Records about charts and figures
====================
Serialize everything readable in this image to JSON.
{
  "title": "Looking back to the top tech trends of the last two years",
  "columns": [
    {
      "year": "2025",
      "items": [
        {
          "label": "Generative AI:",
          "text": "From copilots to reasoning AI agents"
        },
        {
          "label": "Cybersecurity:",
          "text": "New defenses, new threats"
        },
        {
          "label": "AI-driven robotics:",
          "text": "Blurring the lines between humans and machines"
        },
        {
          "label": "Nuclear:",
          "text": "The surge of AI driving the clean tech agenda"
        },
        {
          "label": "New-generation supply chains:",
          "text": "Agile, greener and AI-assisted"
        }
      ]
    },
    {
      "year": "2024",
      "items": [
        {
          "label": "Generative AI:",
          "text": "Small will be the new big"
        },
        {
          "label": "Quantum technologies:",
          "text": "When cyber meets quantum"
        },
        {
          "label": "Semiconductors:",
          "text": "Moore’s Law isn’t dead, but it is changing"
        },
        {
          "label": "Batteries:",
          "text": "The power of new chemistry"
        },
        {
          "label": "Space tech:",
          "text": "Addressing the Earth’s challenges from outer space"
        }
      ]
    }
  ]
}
====================
Given instruction
Copy down every line of the material above that includes the string "label".

Written solution
          "label": "Generative AI:",
          "label": "Cybersecurity:",
          "label": "AI-driven robotics:",
          "label": "Nuclear:",
          "label": "New-generation supply chains:",
          "label": "Generative AI:",
          "label": "Quantum technologies:",
          "label": "Semiconductors:",
          "label": "Batteries:",
          "label": "Space tech:",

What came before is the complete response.